(Work required)
Nothing should be left out. Give all the data again exactly as written.

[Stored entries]
- Opening Delimiter -

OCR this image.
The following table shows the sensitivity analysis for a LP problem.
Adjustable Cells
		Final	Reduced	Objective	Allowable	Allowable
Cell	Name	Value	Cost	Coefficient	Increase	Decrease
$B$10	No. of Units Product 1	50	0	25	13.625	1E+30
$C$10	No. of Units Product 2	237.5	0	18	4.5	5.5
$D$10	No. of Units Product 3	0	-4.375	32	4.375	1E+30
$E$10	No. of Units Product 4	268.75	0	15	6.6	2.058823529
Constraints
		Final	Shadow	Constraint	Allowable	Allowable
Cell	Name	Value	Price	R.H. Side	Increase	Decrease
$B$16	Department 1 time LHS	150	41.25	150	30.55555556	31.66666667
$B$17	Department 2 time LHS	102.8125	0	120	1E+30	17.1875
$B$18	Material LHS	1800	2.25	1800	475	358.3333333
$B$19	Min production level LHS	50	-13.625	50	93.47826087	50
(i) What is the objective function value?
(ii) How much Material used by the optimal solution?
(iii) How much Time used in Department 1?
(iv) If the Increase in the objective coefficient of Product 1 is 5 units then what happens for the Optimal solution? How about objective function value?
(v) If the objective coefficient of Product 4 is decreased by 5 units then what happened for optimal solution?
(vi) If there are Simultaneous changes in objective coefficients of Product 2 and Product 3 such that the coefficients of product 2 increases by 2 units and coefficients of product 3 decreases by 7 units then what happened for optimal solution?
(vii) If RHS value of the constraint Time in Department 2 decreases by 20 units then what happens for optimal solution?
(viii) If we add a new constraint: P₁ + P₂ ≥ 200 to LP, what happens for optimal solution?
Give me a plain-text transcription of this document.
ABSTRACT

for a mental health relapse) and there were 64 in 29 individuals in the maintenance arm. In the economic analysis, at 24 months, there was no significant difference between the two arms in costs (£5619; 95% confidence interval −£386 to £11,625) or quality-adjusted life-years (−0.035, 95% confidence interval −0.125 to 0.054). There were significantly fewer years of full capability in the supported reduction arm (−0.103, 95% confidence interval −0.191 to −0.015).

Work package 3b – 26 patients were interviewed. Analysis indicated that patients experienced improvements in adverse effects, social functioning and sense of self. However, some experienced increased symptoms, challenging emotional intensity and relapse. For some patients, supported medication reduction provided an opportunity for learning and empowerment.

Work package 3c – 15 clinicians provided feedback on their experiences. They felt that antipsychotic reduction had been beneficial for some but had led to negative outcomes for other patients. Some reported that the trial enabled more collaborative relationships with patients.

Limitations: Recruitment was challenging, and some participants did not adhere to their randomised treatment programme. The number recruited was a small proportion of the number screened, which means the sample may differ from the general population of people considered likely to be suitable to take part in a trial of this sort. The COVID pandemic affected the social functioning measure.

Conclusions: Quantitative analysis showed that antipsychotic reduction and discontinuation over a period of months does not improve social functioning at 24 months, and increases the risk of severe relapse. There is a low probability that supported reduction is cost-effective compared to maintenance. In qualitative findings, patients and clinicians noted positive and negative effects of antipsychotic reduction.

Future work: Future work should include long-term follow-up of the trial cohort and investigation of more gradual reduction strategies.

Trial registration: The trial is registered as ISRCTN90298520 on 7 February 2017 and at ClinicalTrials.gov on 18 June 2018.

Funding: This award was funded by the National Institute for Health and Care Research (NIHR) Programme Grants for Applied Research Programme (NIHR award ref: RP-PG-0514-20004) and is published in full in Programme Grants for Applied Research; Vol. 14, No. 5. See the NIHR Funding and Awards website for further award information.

- Closing Delimiter -

(Response area)
OCR this image.
The following table shows the sensitivity analysis for a LP problem.
Adjustable Cells
		Final	Reduced	Objective	Allowable	Allowable
Cell	Name	Value	Cost	Coefficient	Increase	Decrease
$B$10	No. of Units Product 1	50	0	25	13.625	1E+30
$C$10	No. of Units Product 2	237.5	0	18	4.5	5.5
$D$10	No. of Units Product 3	0	-4.375	32	4.375	1E+30
$E$10	No. of Units Product 4	268.75	0	15	6.6	2.058823529
Constraints
		Final	Shadow	Constraint	Allowable	Allowable
Cell	Name	Value	Price	R.H. Side	Increase	Decrease
$B$16	Department 1 time LHS	150	41.25	150	30.55555556	31.66666667
$B$17	Department 2 time LHS	102.8125	0	120	1E+30	17.1875
$B$18	Material LHS	1800	2.25	1800	475	358.3333333
$B$19	Min production level LHS	50	-13.625	50	93.47826087	50
(i) What is the objective function value?
(ii) How much Material used by the optimal solution?
(iii) How much Time used in Department 1?
(iv) If the Increase in the objective coefficient of Product 1 is 5 units then what happens for the Optimal solution? How about objective function value?
(v) If the objective coefficient of Product 4 is decreased by 5 units then what happened for optimal solution?
(vi) If there are Simultaneous changes in objective coefficients of Product 2 and Product 3 such that the coefficients of product 2 increases by 2 units and coefficients of product 3 decreases by 7 units then what happened for optimal solution?
(vii) If RHS value of the constraint Time in Department 2 decreases by 20 units then what happens for optimal solution?
(viii) If we add a new constraint: P₁ + P₂ ≥ 200 to LP, what happens for optimal solution?
Give me a plain-text transcription of this document.
ABSTRACT

for a mental health relapse) and there were 64 in 29 individuals in the maintenance arm. In the economic analysis, at 24 months, there was no significant difference between the two arms in costs (£5619; 95% confidence interval −£386 to £11,625) or quality-adjusted life-years (−0.035, 95% confidence interval −0.125 to 0.054). There were significantly fewer years of full capability in the supported reduction arm (−0.103, 95% confidence interval −0.191 to −0.015).

Work package 3b – 26 patients were interviewed. Analysis indicated that patients experienced improvements in adverse effects, social functioning and sense of self. However, some experienced increased symptoms, challenging emotional intensity and relapse. For some patients, supported medication reduction provided an opportunity for learning and empowerment.

Work package 3c – 15 clinicians provided feedback on their experiences. They felt that antipsychotic reduction had been beneficial for some but had led to negative outcomes for other patients. Some reported that the trial enabled more collaborative relationships with patients.

Limitations: Recruitment was challenging, and some participants did not adhere to their randomised treatment programme. The number recruited was a small proportion of the number screened, which means the sample may differ from the general population of people considered likely to be suitable to take part in a trial of this sort. The COVID pandemic affected the social functioning measure.

Conclusions: Quantitative analysis showed that antipsychotic reduction and discontinuation over a period of months does not improve social functioning at 24 months, and increases the risk of severe relapse. There is a low probability that supported reduction is cost-effective compared to maintenance. In qualitative findings, patients and clinicians noted positive and negative effects of antipsychotic reduction.

Future work: Future work should include long-term follow-up of the trial cohort and investigation of more gradual reduction strategies.

Trial registration: The trial is registered as ISRCTN90298520 on 7 February 2017 and at ClinicalTrials.gov on 18 June 2018.

Funding: This award was funded by the National Institute for Health and Care Research (NIHR) Programme Grants for Applied Research Programme (NIHR award ref: RP-PG-0514-20004) and is published in full in Programme Grants for Applied Research; Vol. 14, No. 5. See the NIHR Funding and Awards website for further award information.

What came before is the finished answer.